**What the exercise asks:**
Take every line where the string "Clerk" appears and copy it.

**Materials provided:**
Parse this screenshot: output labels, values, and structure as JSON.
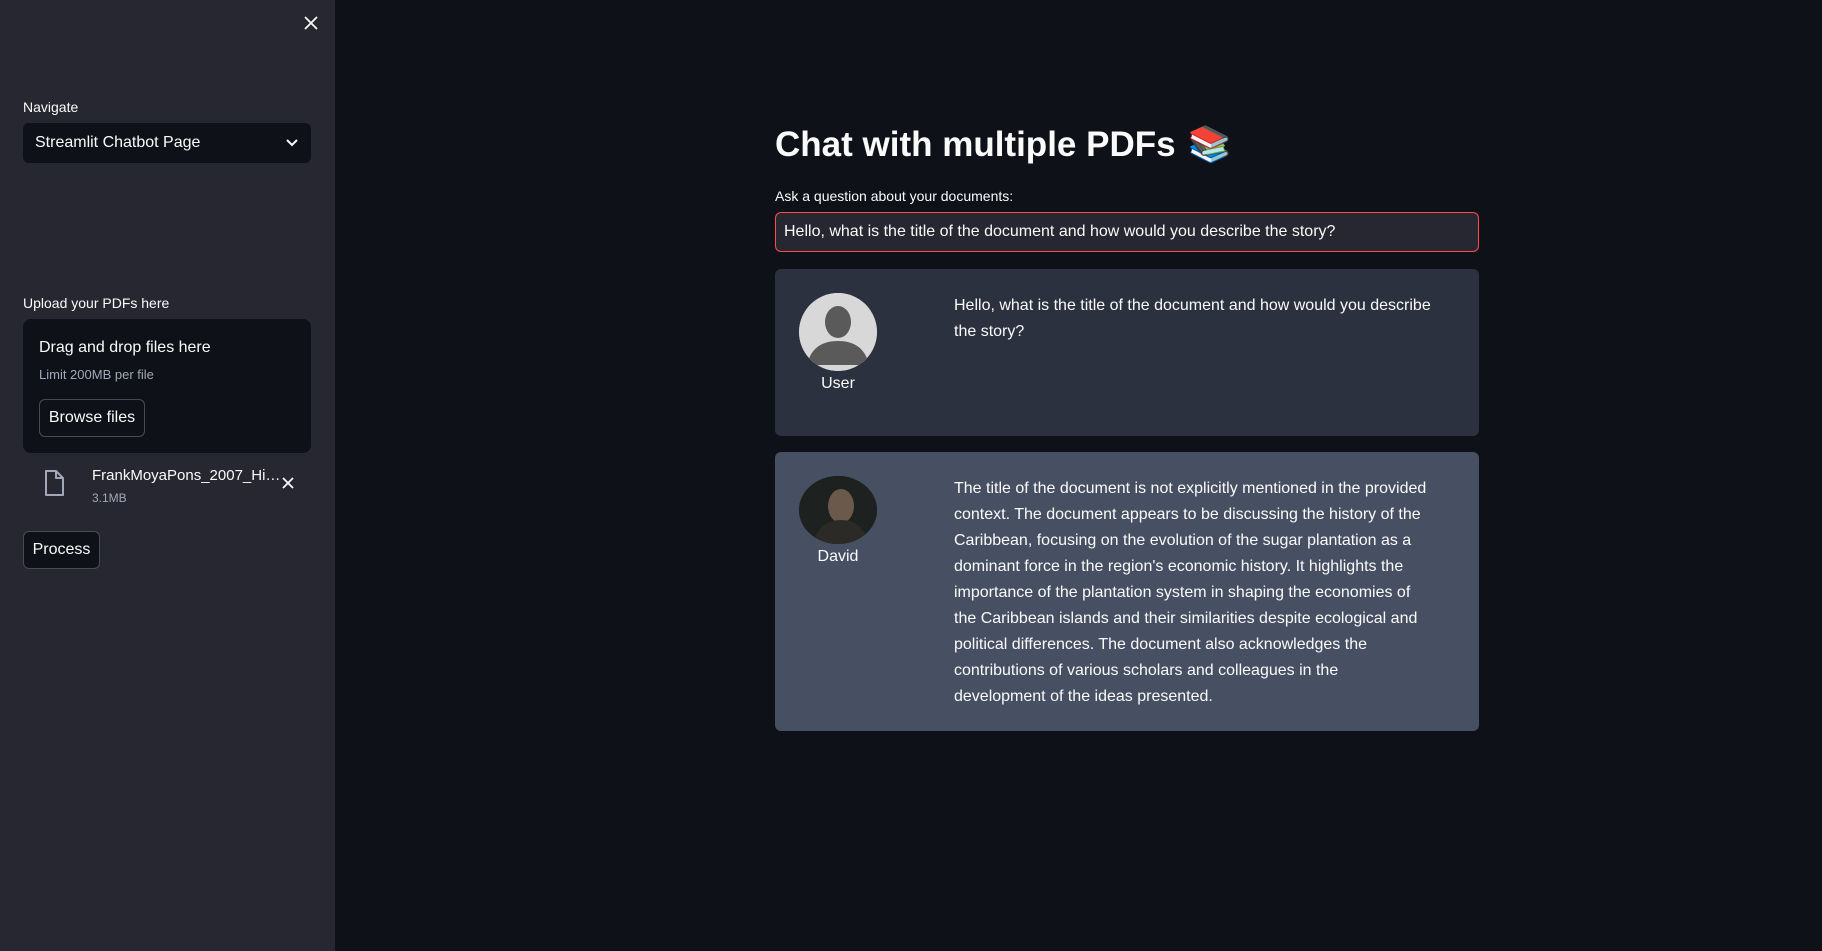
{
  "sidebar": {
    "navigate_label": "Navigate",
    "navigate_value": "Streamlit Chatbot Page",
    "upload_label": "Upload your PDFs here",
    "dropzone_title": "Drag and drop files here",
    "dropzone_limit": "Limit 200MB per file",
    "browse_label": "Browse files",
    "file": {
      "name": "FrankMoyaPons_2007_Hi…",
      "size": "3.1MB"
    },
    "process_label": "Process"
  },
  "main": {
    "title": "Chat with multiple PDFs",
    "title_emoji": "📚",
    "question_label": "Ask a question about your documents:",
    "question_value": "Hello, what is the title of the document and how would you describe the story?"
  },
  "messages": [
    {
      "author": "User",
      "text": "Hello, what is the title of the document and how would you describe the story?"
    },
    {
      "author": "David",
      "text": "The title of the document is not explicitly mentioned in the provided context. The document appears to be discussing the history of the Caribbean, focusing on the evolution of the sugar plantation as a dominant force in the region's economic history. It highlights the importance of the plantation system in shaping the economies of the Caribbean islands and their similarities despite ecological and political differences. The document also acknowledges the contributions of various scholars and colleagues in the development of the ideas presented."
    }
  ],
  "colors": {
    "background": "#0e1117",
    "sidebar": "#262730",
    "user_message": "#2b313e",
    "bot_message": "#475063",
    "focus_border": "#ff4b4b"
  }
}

* * *

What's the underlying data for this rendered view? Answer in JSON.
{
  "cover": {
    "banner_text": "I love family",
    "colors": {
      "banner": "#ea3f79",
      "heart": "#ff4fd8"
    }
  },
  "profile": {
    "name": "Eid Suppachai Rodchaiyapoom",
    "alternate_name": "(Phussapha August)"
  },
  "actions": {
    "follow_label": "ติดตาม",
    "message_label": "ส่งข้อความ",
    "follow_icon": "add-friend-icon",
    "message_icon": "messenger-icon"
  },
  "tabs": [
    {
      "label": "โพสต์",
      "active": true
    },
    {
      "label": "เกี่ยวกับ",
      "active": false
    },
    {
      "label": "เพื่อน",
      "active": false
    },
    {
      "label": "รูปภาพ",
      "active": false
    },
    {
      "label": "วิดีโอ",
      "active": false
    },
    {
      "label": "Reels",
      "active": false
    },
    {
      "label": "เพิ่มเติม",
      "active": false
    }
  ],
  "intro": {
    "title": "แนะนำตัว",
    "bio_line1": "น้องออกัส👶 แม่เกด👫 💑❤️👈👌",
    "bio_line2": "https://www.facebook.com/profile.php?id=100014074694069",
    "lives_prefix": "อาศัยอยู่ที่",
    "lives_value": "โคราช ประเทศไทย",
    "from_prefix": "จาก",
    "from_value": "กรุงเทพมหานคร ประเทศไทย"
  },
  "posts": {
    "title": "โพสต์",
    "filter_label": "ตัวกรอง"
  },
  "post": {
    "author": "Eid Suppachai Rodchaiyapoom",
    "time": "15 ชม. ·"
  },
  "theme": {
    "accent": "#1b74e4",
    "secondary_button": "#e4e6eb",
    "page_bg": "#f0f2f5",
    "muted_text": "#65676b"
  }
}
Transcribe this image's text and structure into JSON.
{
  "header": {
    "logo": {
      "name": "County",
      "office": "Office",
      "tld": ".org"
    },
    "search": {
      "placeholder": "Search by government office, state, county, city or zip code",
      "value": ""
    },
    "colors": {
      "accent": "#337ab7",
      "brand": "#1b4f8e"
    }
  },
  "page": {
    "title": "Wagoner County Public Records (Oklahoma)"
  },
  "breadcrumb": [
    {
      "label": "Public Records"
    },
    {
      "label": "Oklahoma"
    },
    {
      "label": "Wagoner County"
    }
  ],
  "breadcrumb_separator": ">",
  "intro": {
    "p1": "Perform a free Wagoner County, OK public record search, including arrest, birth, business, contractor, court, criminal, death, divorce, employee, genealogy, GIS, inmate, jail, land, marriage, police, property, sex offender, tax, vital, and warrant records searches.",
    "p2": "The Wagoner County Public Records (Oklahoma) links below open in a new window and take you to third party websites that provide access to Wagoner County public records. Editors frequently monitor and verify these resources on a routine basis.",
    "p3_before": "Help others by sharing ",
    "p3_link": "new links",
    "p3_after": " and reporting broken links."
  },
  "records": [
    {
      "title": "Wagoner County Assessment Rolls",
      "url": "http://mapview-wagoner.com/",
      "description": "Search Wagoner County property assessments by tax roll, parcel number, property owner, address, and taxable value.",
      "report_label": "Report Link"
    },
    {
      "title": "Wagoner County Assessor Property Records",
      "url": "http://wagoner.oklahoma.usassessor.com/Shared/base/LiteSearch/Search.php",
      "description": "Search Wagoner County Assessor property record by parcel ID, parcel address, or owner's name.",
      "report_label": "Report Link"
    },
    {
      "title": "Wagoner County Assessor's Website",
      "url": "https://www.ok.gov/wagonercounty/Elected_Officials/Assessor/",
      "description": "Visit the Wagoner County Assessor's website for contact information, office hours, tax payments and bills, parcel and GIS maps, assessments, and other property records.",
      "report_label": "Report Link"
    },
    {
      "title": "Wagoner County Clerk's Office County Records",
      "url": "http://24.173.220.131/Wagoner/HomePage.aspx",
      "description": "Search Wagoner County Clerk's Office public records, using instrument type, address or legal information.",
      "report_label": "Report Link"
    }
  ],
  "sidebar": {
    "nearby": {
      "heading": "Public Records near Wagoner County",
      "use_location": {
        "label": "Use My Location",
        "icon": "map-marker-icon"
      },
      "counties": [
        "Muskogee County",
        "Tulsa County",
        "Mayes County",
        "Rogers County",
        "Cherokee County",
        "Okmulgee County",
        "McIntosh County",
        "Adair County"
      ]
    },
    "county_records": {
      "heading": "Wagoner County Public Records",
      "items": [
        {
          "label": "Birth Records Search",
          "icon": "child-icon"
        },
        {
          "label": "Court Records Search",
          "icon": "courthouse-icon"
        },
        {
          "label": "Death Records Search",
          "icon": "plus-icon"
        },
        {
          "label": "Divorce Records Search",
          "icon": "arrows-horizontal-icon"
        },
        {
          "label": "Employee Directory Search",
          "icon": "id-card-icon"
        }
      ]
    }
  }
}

--

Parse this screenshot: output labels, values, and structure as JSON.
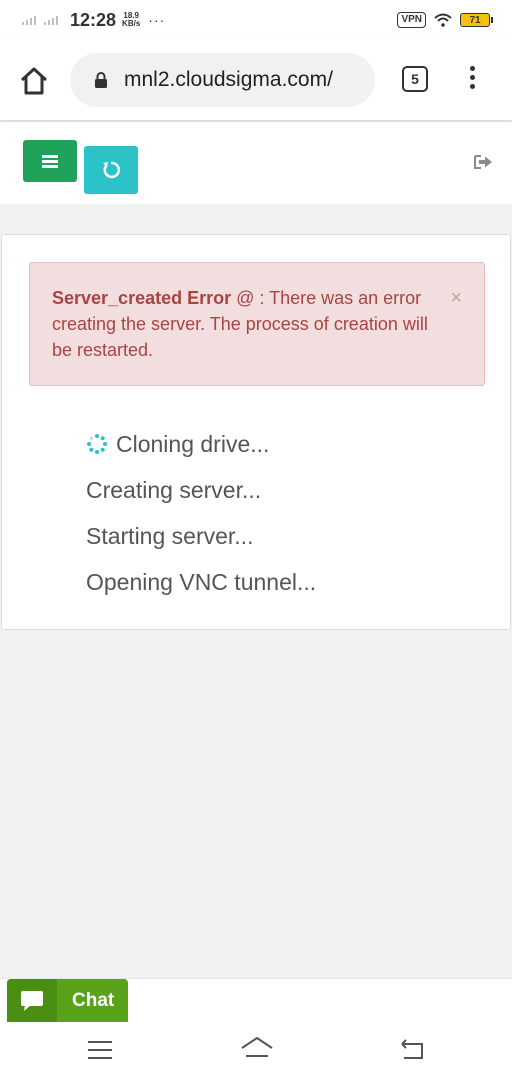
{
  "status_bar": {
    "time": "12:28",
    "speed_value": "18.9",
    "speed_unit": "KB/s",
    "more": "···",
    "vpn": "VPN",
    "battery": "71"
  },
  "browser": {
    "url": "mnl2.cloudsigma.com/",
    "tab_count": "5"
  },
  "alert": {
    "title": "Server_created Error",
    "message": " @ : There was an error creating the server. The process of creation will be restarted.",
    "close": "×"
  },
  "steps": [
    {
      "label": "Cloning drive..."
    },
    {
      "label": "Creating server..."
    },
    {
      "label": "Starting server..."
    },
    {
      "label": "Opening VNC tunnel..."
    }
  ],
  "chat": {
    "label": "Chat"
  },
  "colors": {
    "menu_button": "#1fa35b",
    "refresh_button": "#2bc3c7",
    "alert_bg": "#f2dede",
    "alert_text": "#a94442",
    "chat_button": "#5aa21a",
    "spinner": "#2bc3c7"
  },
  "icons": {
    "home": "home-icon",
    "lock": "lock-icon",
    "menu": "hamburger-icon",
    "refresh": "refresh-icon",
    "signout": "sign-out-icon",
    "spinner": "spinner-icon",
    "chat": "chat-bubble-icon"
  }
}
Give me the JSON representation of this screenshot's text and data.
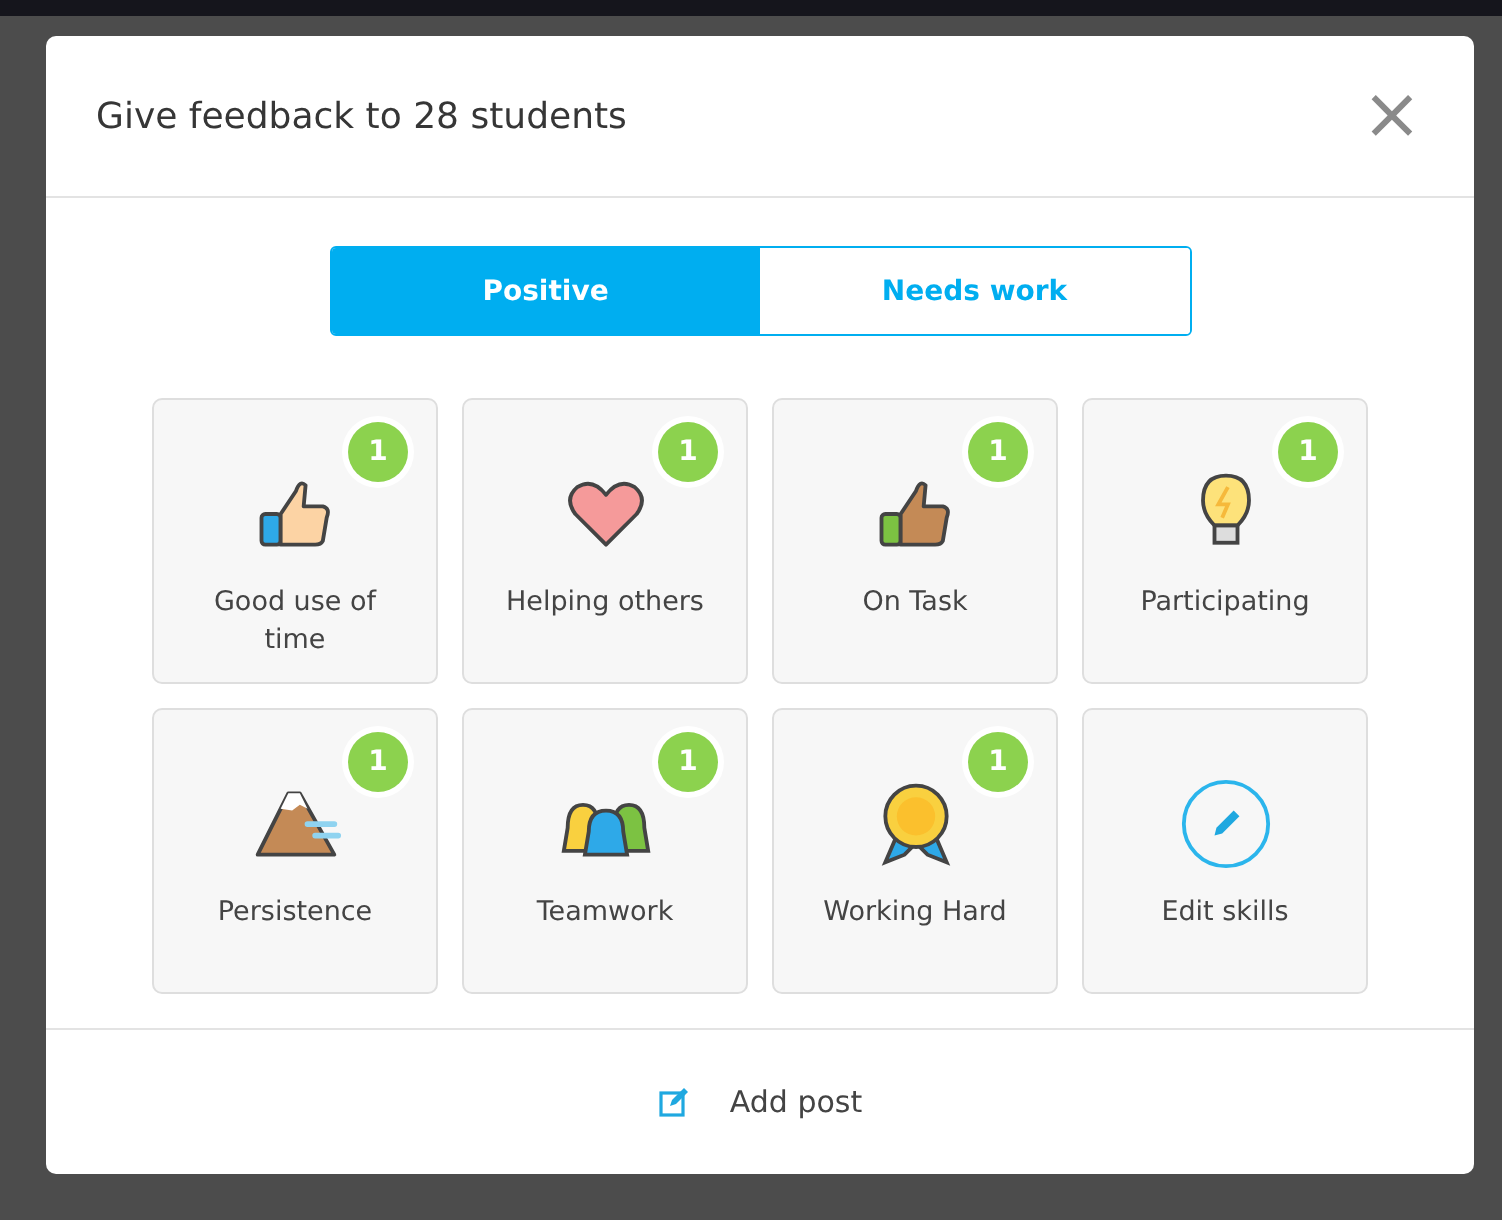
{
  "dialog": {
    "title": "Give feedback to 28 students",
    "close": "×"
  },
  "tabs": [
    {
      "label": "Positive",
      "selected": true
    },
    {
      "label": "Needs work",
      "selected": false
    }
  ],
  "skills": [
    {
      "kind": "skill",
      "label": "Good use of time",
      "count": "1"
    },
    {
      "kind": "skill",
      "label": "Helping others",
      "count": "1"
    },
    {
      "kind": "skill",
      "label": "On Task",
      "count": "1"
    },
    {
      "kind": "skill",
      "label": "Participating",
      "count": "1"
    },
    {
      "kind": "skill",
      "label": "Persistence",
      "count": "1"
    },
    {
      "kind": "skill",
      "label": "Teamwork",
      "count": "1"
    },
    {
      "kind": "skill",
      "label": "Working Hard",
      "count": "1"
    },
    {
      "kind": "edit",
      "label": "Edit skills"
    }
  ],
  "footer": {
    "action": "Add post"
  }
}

**Answer:**
      "title": "Wagoner County Clerk's Office County Records",
      "description": "Search Wagoner County Clerk's Office public records, using instrument type, address or legal information.",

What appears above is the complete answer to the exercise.